__WHAT YOU SHOULD DO__.
Exactly as they appear, output all of the entries.
** Start of RAW RECORDS **
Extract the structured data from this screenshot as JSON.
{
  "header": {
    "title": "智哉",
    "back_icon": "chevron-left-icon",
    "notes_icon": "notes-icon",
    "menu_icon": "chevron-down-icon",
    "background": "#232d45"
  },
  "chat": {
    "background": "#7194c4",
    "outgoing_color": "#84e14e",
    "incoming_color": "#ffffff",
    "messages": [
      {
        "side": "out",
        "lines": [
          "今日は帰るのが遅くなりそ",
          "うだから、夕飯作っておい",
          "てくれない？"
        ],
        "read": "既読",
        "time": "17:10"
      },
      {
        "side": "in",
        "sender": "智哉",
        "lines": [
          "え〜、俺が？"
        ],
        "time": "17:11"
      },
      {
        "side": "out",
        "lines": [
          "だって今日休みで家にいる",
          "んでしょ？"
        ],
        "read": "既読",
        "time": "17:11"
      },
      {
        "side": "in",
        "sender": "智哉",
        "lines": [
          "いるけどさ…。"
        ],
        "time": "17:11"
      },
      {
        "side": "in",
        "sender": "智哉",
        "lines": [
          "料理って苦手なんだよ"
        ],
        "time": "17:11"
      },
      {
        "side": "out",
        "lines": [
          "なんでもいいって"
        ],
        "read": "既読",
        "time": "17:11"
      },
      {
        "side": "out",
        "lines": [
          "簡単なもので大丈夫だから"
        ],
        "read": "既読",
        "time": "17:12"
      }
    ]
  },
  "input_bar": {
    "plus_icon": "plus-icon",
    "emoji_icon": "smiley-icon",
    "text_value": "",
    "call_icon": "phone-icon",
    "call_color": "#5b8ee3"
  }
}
** End of RAW RECORDS **
__SOLUTION__.
Extract the structured data from this screenshot as JSON.
{
  "header": {
    "title": "智哉",
    "back_icon": "chevron-left-icon",
    "notes_icon": "notes-icon",
    "menu_icon": "chevron-down-icon",
    "background": "#232d45"
  },
  "chat": {
    "background": "#7194c4",
    "outgoing_color": "#84e14e",
    "incoming_color": "#ffffff",
    "messages": [
      {
        "side": "out",
        "lines": [
          "今日は帰るのが遅くなりそ",
          "うだから、夕飯作っておい",
          "てくれない？"
        ],
        "read": "既読",
        "time": "17:10"
      },
      {
        "side": "in",
        "sender": "智哉",
        "lines": [
          "え〜、俺が？"
        ],
        "time": "17:11"
      },
      {
        "side": "out",
        "lines": [
          "だって今日休みで家にいる",
          "んでしょ？"
        ],
        "read": "既読",
        "time": "17:11"
      },
      {
        "side": "in",
        "sender": "智哉",
        "lines": [
          "いるけどさ…。"
        ],
        "time": "17:11"
      },
      {
        "side": "in",
        "sender": "智哉",
        "lines": [
          "料理って苦手なんだよ"
        ],
        "time": "17:11"
      },
      {
        "side": "out",
        "lines": [
          "なんでもいいって"
        ],
        "read": "既読",
        "time": "17:11"
      },
      {
        "side": "out",
        "lines": [
          "簡単なもので大丈夫だから"
        ],
        "read": "既読",
        "time": "17:12"
      }
    ]
  },
  "input_bar": {
    "plus_icon": "plus-icon",
    "emoji_icon": "smiley-icon",
    "text_value": "",
    "call_icon": "phone-icon",
    "call_color": "#5b8ee3"
  }
}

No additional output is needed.